_Exercise description:_
Using the data below, tally the lines that include the string "Count". Only the number is wanted.

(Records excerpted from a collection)
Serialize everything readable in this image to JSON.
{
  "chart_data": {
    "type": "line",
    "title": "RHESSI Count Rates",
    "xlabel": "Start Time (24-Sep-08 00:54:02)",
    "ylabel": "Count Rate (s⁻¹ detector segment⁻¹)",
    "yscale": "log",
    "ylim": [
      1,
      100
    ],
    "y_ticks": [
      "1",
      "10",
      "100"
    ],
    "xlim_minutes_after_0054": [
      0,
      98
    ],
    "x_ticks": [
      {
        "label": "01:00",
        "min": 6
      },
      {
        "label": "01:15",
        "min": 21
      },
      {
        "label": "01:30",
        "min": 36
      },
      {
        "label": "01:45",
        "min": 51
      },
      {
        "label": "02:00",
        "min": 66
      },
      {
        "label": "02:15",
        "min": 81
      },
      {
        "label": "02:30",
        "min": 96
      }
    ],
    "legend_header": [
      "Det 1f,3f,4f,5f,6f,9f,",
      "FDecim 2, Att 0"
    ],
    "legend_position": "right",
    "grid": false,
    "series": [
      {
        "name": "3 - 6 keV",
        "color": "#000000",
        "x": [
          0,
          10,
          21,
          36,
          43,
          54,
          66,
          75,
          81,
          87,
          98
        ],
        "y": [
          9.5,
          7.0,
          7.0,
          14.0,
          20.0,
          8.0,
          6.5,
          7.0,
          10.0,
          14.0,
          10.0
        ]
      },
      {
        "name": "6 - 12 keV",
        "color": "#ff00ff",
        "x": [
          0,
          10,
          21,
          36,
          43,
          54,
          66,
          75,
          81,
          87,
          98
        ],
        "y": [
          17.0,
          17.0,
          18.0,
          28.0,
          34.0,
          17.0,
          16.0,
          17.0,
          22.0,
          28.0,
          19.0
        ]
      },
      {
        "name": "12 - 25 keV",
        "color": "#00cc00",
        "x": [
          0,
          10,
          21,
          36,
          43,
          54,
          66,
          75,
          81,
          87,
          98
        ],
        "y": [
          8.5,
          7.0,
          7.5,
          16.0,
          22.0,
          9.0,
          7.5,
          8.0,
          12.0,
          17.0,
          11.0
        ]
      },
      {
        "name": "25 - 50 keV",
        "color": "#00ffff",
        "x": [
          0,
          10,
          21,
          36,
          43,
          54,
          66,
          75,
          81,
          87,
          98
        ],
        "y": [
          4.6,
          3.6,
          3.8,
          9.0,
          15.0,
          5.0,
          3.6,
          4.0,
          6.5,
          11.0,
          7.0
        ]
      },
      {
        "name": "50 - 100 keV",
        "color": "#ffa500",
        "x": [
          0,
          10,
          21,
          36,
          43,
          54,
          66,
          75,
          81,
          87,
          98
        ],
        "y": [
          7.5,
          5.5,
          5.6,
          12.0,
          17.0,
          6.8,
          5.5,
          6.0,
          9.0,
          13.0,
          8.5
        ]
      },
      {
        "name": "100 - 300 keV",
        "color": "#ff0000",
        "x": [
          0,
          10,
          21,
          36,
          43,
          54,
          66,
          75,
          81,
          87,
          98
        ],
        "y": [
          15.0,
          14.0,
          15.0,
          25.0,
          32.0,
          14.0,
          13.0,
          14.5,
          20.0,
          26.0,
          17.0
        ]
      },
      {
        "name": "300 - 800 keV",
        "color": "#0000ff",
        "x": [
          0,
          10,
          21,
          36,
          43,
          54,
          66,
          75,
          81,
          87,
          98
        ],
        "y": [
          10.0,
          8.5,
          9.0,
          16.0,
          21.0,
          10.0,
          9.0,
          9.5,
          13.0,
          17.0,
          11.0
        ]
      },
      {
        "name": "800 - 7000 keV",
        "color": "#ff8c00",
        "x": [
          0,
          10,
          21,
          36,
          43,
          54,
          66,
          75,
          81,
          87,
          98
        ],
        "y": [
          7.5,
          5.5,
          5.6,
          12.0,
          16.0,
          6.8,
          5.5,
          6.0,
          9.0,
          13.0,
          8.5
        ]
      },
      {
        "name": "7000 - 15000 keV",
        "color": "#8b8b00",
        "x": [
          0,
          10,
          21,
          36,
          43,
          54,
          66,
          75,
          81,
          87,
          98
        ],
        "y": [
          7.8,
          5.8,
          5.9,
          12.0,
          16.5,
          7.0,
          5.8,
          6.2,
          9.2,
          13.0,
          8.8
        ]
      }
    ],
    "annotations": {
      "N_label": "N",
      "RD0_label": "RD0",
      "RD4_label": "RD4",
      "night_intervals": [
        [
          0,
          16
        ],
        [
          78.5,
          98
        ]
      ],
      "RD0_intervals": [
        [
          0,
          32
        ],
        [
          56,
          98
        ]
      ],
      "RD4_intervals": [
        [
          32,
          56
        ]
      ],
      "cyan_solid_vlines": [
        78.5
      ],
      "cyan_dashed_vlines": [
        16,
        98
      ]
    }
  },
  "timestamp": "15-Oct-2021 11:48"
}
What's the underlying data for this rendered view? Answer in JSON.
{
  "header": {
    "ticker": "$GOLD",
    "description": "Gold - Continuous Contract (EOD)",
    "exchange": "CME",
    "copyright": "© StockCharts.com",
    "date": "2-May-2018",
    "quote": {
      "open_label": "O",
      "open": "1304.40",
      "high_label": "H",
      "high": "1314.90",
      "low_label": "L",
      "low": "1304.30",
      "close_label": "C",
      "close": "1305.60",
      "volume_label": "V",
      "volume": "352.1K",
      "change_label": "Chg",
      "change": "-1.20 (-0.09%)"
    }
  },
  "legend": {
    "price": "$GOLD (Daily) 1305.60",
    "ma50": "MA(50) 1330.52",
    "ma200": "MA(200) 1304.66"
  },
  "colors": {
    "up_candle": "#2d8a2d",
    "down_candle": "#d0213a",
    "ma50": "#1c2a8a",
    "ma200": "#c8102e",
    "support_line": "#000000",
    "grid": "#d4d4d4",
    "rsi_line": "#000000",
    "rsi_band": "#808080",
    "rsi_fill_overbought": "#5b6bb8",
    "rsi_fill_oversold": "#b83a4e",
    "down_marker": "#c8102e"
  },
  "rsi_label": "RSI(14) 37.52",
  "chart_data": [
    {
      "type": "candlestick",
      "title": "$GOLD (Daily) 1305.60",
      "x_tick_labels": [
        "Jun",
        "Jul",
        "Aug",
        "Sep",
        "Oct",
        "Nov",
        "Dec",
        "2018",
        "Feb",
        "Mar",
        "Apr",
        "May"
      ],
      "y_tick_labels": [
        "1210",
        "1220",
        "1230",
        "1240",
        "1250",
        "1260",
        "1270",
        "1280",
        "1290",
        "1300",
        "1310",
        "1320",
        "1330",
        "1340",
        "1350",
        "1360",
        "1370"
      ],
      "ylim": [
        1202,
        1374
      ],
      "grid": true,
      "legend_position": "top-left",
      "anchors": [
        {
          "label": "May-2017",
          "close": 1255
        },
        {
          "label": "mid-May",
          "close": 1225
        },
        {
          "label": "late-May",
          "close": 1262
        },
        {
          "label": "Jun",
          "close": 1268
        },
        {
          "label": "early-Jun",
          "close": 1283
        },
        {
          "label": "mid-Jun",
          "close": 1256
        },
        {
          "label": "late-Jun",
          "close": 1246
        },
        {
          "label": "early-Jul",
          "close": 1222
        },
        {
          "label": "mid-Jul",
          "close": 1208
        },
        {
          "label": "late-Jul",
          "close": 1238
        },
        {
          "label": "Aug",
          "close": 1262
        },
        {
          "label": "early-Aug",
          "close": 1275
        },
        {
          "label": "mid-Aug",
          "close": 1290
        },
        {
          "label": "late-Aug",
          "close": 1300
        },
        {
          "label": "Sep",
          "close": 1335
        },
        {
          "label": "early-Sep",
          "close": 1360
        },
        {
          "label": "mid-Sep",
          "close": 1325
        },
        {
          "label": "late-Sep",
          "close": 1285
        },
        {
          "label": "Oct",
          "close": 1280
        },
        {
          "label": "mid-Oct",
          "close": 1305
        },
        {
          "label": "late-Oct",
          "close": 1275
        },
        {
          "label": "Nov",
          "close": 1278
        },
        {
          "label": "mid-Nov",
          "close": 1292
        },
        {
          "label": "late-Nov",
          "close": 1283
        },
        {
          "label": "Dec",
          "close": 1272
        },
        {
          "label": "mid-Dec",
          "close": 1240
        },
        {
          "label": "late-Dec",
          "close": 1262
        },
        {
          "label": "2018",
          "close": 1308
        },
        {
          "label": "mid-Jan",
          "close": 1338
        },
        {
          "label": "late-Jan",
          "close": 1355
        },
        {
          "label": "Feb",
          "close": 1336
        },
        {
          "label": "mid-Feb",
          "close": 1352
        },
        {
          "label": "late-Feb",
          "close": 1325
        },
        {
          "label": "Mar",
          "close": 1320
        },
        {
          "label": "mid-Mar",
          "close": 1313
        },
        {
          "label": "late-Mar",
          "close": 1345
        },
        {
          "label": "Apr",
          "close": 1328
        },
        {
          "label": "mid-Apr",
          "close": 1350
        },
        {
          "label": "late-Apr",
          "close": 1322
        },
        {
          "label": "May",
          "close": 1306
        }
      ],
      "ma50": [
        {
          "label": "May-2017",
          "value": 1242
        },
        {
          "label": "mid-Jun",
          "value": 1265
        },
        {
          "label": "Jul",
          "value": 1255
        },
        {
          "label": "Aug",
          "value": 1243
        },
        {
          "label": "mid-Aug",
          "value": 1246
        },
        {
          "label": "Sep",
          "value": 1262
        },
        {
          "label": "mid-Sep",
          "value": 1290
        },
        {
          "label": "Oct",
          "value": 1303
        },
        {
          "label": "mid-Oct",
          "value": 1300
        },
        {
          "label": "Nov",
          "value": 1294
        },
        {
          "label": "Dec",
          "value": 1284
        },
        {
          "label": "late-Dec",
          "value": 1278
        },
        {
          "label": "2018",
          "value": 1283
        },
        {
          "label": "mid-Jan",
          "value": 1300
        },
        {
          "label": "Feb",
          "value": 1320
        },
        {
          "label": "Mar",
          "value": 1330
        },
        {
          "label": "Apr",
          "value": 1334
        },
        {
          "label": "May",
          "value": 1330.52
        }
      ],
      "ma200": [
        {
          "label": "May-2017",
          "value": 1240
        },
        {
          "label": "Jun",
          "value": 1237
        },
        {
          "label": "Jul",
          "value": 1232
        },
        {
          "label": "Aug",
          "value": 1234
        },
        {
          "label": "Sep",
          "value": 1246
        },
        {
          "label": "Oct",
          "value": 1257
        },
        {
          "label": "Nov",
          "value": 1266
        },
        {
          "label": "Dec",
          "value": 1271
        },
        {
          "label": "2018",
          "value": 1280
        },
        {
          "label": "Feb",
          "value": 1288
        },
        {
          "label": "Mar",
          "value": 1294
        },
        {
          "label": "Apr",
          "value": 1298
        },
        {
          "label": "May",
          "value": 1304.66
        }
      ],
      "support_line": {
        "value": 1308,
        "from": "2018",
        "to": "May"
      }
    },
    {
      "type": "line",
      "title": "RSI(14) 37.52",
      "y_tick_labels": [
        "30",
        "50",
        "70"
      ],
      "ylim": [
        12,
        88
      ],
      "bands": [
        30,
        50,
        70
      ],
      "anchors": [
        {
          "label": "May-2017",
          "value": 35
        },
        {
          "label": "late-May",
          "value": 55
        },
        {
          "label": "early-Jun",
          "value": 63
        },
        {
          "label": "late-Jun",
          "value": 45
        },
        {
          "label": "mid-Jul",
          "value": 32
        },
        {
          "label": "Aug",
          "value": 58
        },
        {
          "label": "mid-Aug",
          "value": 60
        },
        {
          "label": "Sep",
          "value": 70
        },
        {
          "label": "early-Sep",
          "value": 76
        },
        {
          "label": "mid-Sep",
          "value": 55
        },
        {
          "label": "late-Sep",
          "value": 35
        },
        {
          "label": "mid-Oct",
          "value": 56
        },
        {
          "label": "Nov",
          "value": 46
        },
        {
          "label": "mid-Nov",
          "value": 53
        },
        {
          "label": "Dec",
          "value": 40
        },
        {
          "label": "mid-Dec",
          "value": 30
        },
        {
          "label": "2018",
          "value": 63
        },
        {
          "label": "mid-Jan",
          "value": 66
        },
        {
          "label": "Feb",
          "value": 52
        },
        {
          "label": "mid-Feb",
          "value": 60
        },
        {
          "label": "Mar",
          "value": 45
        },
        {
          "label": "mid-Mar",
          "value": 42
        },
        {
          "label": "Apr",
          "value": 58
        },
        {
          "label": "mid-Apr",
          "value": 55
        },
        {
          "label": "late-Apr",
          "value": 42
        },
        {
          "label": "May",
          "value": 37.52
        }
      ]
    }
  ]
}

_The reply:_
2